> [AIM]: Can all of these lines be returned exactly?
— START DATA FOR PROCESSING —
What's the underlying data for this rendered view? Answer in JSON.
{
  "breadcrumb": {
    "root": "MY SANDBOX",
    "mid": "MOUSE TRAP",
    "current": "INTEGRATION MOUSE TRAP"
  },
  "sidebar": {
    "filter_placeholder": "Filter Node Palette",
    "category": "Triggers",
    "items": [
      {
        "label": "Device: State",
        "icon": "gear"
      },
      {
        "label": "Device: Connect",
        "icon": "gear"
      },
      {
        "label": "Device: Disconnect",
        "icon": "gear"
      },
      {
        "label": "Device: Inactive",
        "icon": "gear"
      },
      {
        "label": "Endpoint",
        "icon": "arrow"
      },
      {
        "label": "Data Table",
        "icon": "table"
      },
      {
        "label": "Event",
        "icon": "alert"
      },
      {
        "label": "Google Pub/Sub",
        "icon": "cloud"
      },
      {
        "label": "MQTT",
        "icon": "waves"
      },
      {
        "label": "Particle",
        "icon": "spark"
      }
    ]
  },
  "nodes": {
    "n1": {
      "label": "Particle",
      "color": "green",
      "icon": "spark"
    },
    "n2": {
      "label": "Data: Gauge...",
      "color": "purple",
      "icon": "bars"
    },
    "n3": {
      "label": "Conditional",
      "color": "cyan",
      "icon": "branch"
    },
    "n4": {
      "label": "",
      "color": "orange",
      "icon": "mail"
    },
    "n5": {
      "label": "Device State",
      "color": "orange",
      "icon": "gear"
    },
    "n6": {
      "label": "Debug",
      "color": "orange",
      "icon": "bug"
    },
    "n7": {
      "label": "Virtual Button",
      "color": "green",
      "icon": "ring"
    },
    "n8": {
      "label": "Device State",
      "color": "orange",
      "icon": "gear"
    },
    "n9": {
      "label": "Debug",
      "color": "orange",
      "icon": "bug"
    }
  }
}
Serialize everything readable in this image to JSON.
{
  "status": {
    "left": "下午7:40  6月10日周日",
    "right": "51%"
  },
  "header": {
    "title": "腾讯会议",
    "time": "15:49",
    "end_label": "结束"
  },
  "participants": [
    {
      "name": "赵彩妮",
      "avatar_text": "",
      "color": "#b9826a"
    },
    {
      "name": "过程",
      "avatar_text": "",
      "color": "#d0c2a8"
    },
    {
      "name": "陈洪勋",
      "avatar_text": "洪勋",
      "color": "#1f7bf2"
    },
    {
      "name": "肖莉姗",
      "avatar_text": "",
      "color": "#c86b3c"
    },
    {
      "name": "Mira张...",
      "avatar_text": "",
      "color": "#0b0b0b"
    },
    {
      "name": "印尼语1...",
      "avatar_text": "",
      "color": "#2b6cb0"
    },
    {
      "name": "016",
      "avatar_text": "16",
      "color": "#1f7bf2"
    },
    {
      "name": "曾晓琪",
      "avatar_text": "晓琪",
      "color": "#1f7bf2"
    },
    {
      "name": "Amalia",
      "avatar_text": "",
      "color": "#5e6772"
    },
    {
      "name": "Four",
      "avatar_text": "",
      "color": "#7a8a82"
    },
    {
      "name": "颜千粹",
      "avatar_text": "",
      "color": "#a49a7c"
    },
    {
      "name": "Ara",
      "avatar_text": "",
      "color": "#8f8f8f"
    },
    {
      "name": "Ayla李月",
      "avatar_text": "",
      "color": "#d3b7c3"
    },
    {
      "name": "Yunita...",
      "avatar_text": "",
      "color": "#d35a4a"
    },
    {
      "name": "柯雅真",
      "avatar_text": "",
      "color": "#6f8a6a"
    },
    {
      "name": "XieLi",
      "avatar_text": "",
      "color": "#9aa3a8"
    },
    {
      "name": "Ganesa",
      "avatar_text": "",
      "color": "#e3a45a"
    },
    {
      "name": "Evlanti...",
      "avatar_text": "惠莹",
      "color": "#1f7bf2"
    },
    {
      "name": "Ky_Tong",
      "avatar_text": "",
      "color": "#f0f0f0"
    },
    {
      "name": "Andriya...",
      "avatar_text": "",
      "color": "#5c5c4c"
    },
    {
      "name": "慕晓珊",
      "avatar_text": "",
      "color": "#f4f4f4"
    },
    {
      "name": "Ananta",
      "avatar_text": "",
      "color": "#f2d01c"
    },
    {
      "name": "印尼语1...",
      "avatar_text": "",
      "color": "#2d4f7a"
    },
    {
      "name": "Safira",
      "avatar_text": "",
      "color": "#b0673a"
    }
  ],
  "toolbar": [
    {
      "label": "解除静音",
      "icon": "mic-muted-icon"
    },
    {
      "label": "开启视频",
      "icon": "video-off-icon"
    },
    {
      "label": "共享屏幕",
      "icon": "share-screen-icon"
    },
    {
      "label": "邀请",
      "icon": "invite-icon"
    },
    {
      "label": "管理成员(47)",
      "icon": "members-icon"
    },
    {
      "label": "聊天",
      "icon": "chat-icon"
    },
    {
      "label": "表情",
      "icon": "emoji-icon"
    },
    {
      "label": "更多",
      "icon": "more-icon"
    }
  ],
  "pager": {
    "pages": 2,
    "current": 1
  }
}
— END DATA FOR PROCESSING —
> [RESPONSE TO THE TASK]:
What's the underlying data for this rendered view? Answer in JSON.
{
  "breadcrumb": {
    "root": "MY SANDBOX",
    "mid": "MOUSE TRAP",
    "current": "INTEGRATION MOUSE TRAP"
  },
  "sidebar": {
    "filter_placeholder": "Filter Node Palette",
    "category": "Triggers",
    "items": [
      {
        "label": "Device: State",
        "icon": "gear"
      },
      {
        "label": "Device: Connect",
        "icon": "gear"
      },
      {
        "label": "Device: Disconnect",
        "icon": "gear"
      },
      {
        "label": "Device: Inactive",
        "icon": "gear"
      },
      {
        "label": "Endpoint",
        "icon": "arrow"
      },
      {
        "label": "Data Table",
        "icon": "table"
      },
      {
        "label": "Event",
        "icon": "alert"
      },
      {
        "label": "Google Pub/Sub",
        "icon": "cloud"
      },
      {
        "label": "MQTT",
        "icon": "waves"
      },
      {
        "label": "Particle",
        "icon": "spark"
      }
    ]
  },
  "nodes": {
    "n1": {
      "label": "Particle",
      "color": "green",
      "icon": "spark"
    },
    "n2": {
      "label": "Data: Gauge...",
      "color": "purple",
      "icon": "bars"
    },
    "n3": {
      "label": "Conditional",
      "color": "cyan",
      "icon": "branch"
    },
    "n4": {
      "label": "",
      "color": "orange",
      "icon": "mail"
    },
    "n5": {
      "label": "Device State",
      "color": "orange",
      "icon": "gear"
    },
    "n6": {
      "label": "Debug",
      "color": "orange",
      "icon": "bug"
    },
    "n7": {
      "label": "Virtual Button",
      "color": "green",
      "icon": "ring"
    },
    "n8": {
      "label": "Device State",
      "color": "orange",
      "icon": "gear"
    },
    "n9": {
      "label": "Debug",
      "color": "orange",
      "icon": "bug"
    }
  }
}
Serialize everything readable in this image to JSON.
{
  "status": {
    "left": "下午7:40  6月10日周日",
    "right": "51%"
  },
  "header": {
    "title": "腾讯会议",
    "time": "15:49",
    "end_label": "结束"
  },
  "participants": [
    {
      "name": "赵彩妮",
      "avatar_text": "",
      "color": "#b9826a"
    },
    {
      "name": "过程",
      "avatar_text": "",
      "color": "#d0c2a8"
    },
    {
      "name": "陈洪勋",
      "avatar_text": "洪勋",
      "color": "#1f7bf2"
    },
    {
      "name": "肖莉姗",
      "avatar_text": "",
      "color": "#c86b3c"
    },
    {
      "name": "Mira张...",
      "avatar_text": "",
      "color": "#0b0b0b"
    },
    {
      "name": "印尼语1...",
      "avatar_text": "",
      "color": "#2b6cb0"
    },
    {
      "name": "016",
      "avatar_text": "16",
      "color": "#1f7bf2"
    },
    {
      "name": "曾晓琪",
      "avatar_text": "晓琪",
      "color": "#1f7bf2"
    },
    {
      "name": "Amalia",
      "avatar_text": "",
      "color": "#5e6772"
    },
    {
      "name": "Four",
      "avatar_text": "",
      "color": "#7a8a82"
    },
    {
      "name": "颜千粹",
      "avatar_text": "",
      "color": "#a49a7c"
    },
    {
      "name": "Ara",
      "avatar_text": "",
      "color": "#8f8f8f"
    },
    {
      "name": "Ayla李月",
      "avatar_text": "",
      "color": "#d3b7c3"
    },
    {
      "name": "Yunita...",
      "avatar_text": "",
      "color": "#d35a4a"
    },
    {
      "name": "柯雅真",
      "avatar_text": "",
      "color": "#6f8a6a"
    },
    {
      "name": "XieLi",
      "avatar_text": "",
      "color": "#9aa3a8"
    },
    {
      "name": "Ganesa",
      "avatar_text": "",
      "color": "#e3a45a"
    },
    {
      "name": "Evlanti...",
      "avatar_text": "惠莹",
      "color": "#1f7bf2"
    },
    {
      "name": "Ky_Tong",
      "avatar_text": "",
      "color": "#f0f0f0"
    },
    {
      "name": "Andriya...",
      "avatar_text": "",
      "color": "#5c5c4c"
    },
    {
      "name": "慕晓珊",
      "avatar_text": "",
      "color": "#f4f4f4"
    },
    {
      "name": "Ananta",
      "avatar_text": "",
      "color": "#f2d01c"
    },
    {
      "name": "印尼语1...",
      "avatar_text": "",
      "color": "#2d4f7a"
    },
    {
      "name": "Safira",
      "avatar_text": "",
      "color": "#b0673a"
    }
  ],
  "toolbar": [
    {
      "label": "解除静音",
      "icon": "mic-muted-icon"
    },
    {
      "label": "开启视频",
      "icon": "video-off-icon"
    },
    {
      "label": "共享屏幕",
      "icon": "share-screen-icon"
    },
    {
      "label": "邀请",
      "icon": "invite-icon"
    },
    {
      "label": "管理成员(47)",
      "icon": "members-icon"
    },
    {
      "label": "聊天",
      "icon": "chat-icon"
    },
    {
      "label": "表情",
      "icon": "emoji-icon"
    },
    {
      "label": "更多",
      "icon": "more-icon"
    }
  ],
  "pager": {
    "pages": 2,
    "current": 1
  }
}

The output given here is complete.